(Dataset entries)
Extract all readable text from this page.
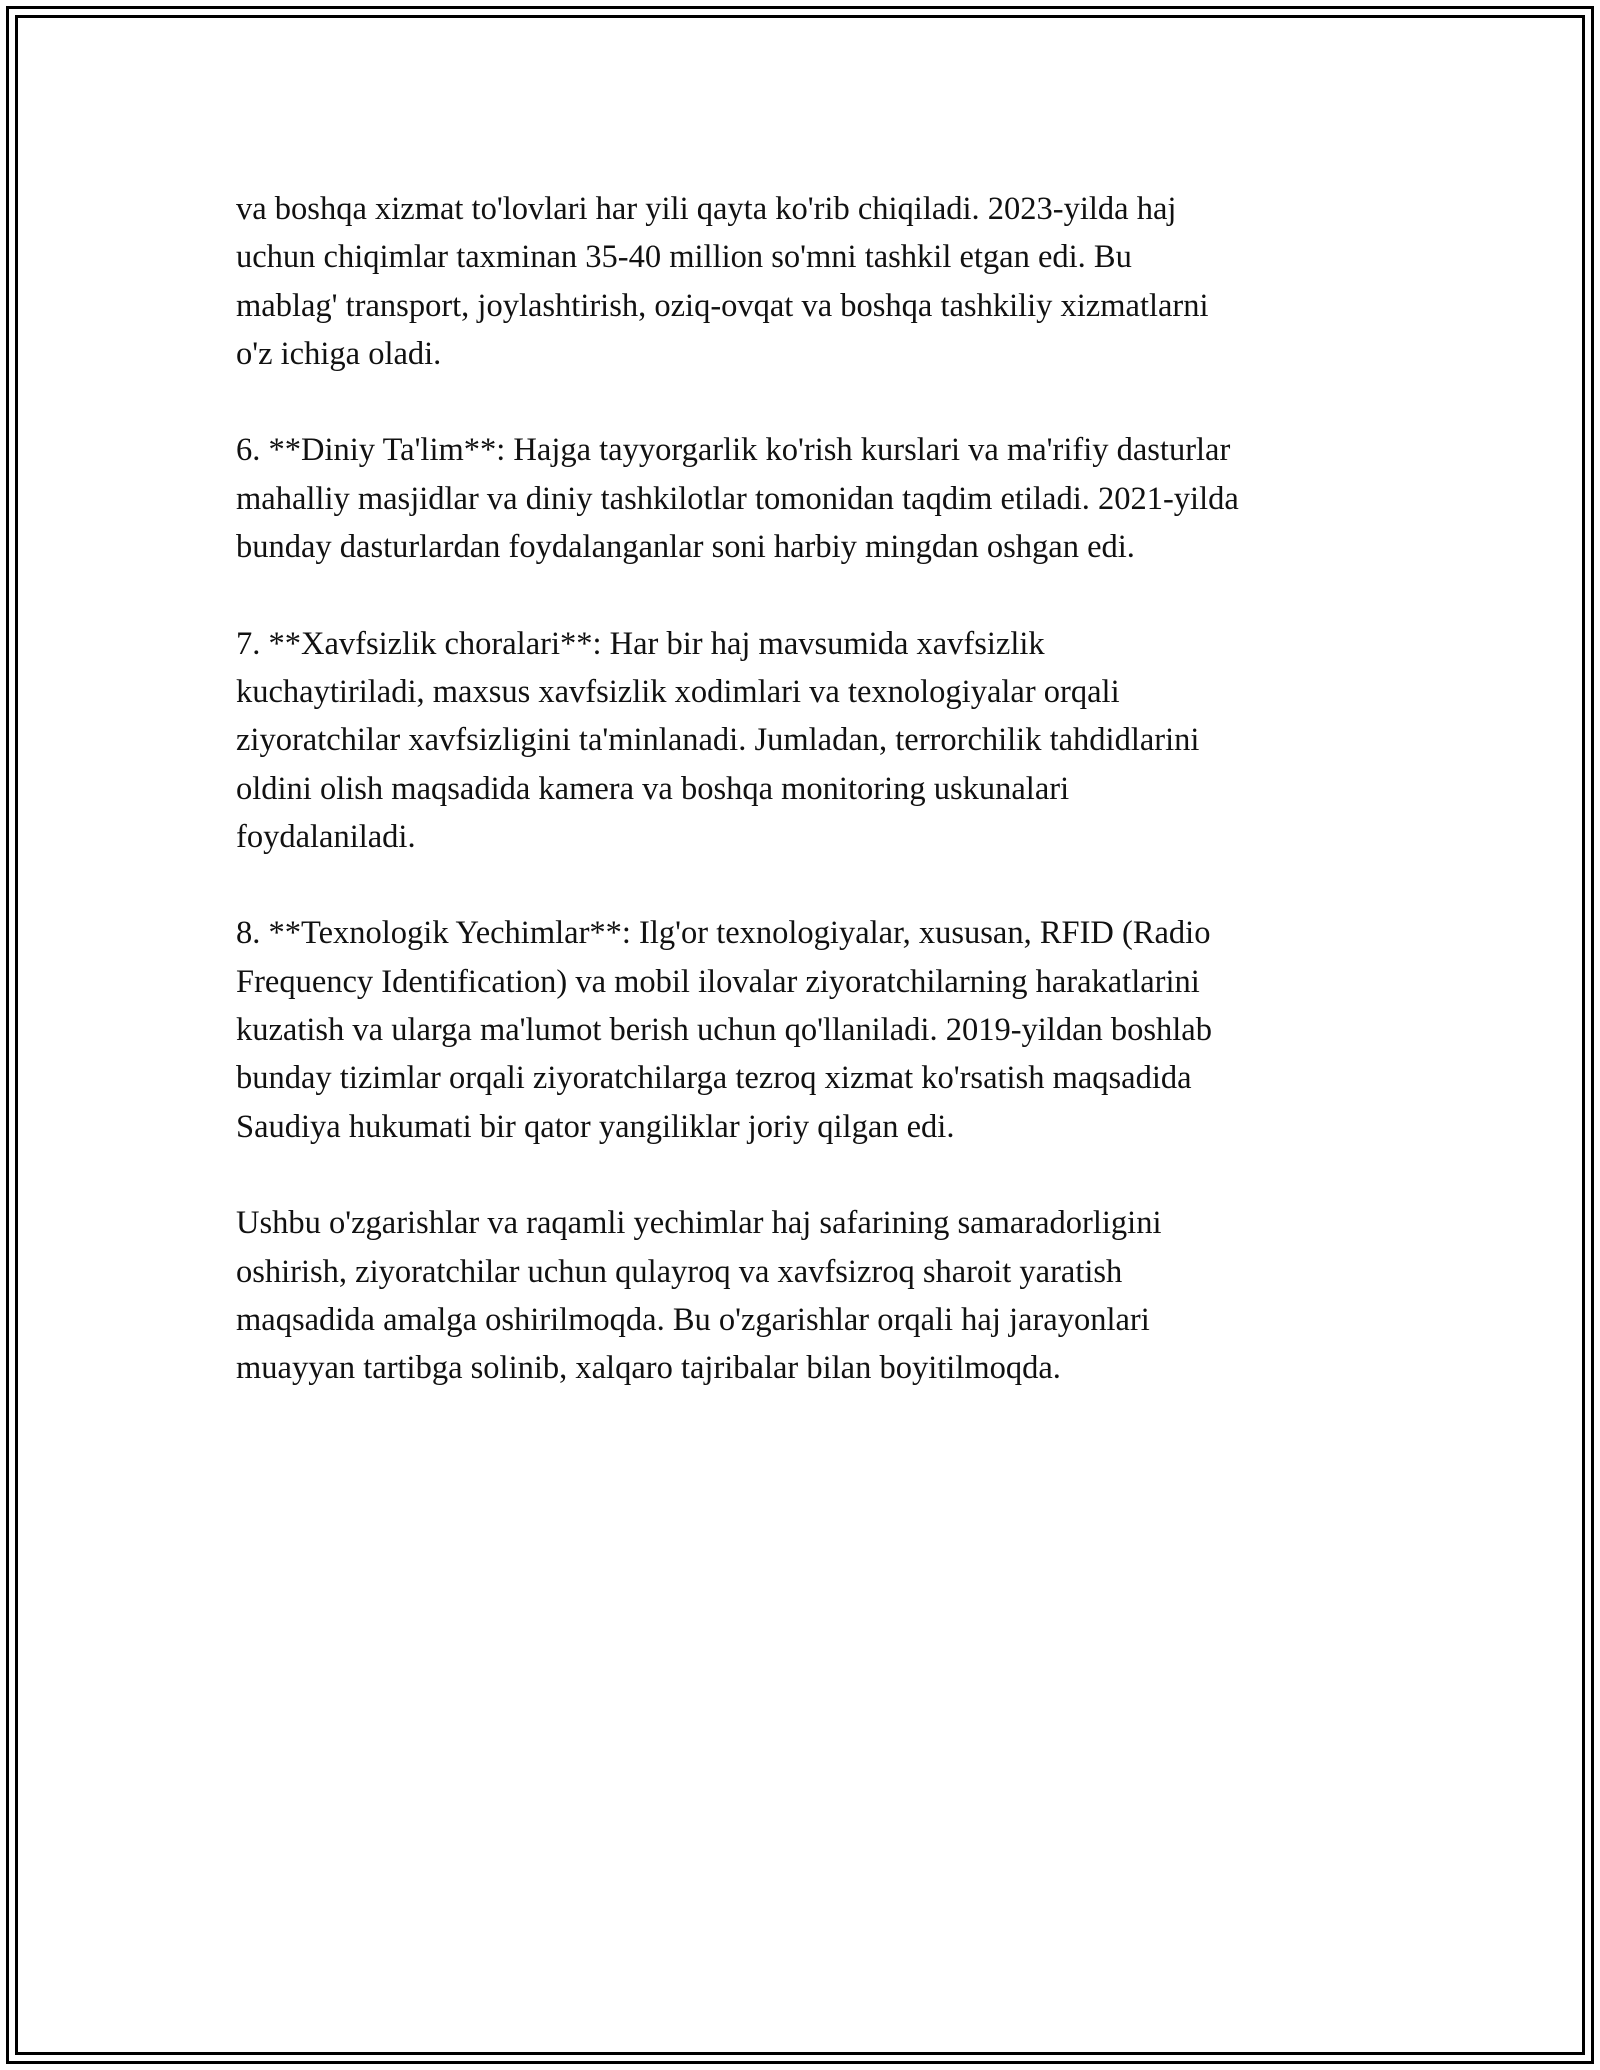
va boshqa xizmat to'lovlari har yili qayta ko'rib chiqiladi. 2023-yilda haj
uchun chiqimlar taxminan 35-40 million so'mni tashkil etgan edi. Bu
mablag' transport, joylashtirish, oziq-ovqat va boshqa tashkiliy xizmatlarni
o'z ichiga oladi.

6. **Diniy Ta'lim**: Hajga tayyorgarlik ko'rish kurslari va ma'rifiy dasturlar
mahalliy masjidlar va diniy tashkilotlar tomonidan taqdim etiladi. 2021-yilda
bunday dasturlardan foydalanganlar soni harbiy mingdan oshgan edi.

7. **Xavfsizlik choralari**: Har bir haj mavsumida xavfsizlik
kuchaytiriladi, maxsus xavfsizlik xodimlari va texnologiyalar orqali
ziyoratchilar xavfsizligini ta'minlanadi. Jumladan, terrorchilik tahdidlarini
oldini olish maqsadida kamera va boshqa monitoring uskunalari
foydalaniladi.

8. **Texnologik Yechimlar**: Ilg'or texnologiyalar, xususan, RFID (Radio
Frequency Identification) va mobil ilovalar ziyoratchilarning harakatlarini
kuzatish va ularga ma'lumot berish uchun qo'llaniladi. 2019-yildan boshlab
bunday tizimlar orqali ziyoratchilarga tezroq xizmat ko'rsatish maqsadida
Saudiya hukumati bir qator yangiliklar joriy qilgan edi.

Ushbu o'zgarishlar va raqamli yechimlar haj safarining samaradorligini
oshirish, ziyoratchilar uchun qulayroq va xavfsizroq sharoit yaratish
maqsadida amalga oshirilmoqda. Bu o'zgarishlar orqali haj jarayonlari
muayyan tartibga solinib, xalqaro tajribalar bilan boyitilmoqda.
--
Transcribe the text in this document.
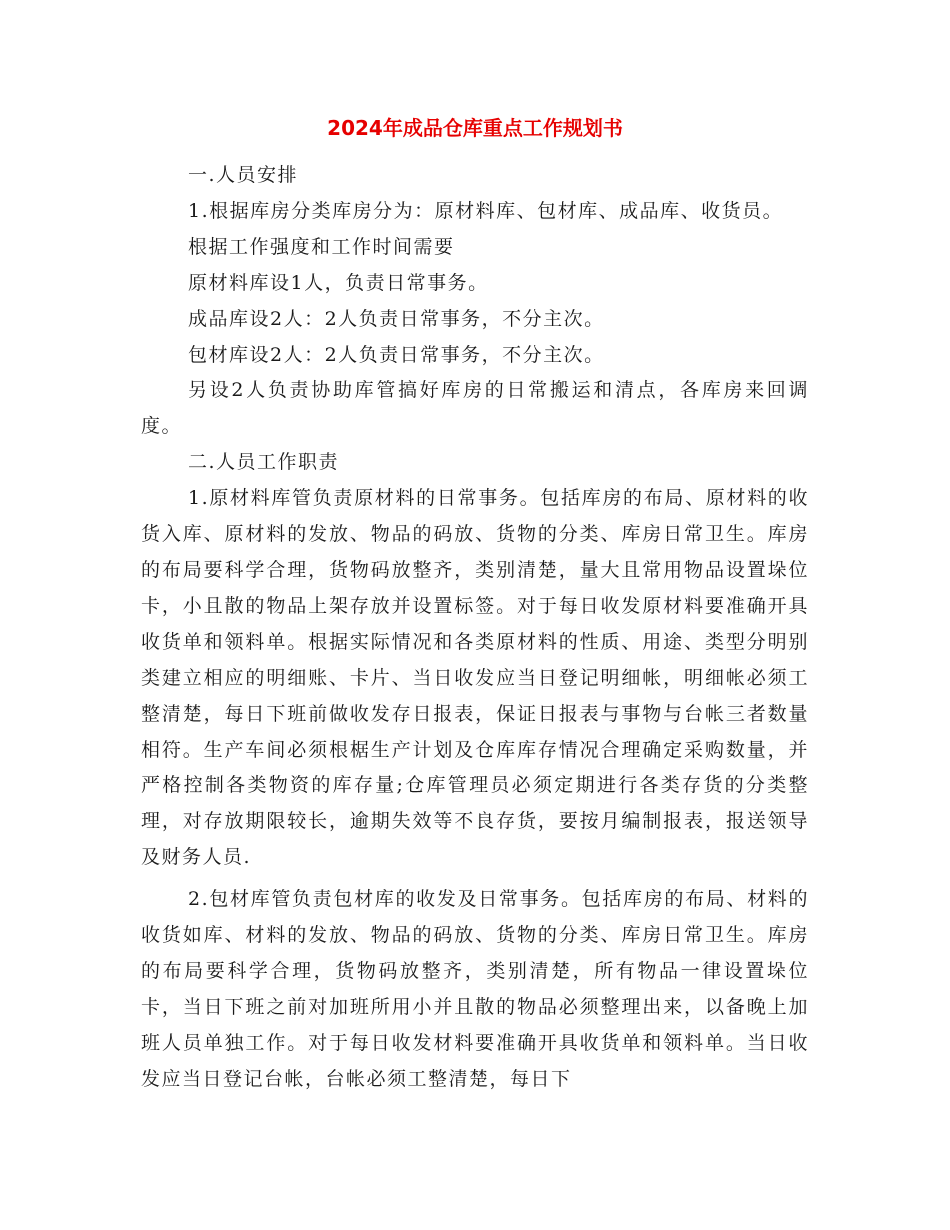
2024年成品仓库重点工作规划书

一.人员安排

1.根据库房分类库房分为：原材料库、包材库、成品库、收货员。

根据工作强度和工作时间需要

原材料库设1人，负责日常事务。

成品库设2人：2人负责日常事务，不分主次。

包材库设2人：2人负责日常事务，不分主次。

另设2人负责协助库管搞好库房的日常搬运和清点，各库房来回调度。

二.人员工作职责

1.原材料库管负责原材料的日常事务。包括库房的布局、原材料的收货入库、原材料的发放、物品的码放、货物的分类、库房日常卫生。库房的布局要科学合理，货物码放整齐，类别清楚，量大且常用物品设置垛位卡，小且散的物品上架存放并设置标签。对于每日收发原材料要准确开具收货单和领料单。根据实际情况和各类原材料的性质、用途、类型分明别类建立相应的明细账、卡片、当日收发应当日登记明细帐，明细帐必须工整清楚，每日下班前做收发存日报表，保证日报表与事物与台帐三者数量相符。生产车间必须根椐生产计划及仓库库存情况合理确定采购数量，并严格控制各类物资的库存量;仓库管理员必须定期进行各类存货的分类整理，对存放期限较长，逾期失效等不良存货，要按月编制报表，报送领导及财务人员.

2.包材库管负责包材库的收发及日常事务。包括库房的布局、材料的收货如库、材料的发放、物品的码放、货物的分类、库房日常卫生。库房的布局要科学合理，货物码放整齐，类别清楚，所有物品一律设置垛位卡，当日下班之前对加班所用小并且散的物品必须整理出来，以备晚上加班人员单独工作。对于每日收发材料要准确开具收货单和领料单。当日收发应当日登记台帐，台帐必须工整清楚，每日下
--
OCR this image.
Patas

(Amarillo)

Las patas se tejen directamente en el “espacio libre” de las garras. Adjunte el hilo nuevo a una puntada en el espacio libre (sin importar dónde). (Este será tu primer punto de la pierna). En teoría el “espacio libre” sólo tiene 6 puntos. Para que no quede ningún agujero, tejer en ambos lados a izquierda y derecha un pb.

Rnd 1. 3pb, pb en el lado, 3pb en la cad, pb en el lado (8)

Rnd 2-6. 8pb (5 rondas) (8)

DO THIS: From the entries above, extract every line where the word "包括库房的布局" appears.

WRITTEN ANSWER:
1.原材料库管负责原材料的日常事务。包括库房的布局、原材料的收货入库、原材料的发放、物品的码放、货物的分类、库房日常卫生。库房的布局要科学合理，货物码放整齐，类别清楚，量大且常用物品设置垛位卡，小且散的物品上架存放并设置标签。对于每日收发原材料要准确开具收货单和领料单。根据实际情况和各类原材料的性质、用途、类型分明别类建立相应的明细账、卡片、当日收发应当日登记明细帐，明细帐必须工整清楚，每日下班前做收发存日报表，保证日报表与事物与台帐三者数量相符。生产车间必须根椐生产计划及仓库库存情况合理确定采购数量，并严格控制各类物资的库存量;仓库管理员必须定期进行各类存货的分类整理，对存放期限较长，逾期失效等不良存货，要按月编制报表，报送领导及财务人员.
2.包材库管负责包材库的收发及日常事务。包括库房的布局、材料的收货如库、材料的发放、物品的码放、货物的分类、库房日常卫生。库房的布局要科学合理，货物码放整齐，类别清楚，所有物品一律设置垛位卡，当日下班之前对加班所用小并且散的物品必须整理出来，以备晚上加班人员单独工作。对于每日收发材料要准确开具收货单和领料单。当日收发应当日登记台帐，台帐必须工整清楚，每日下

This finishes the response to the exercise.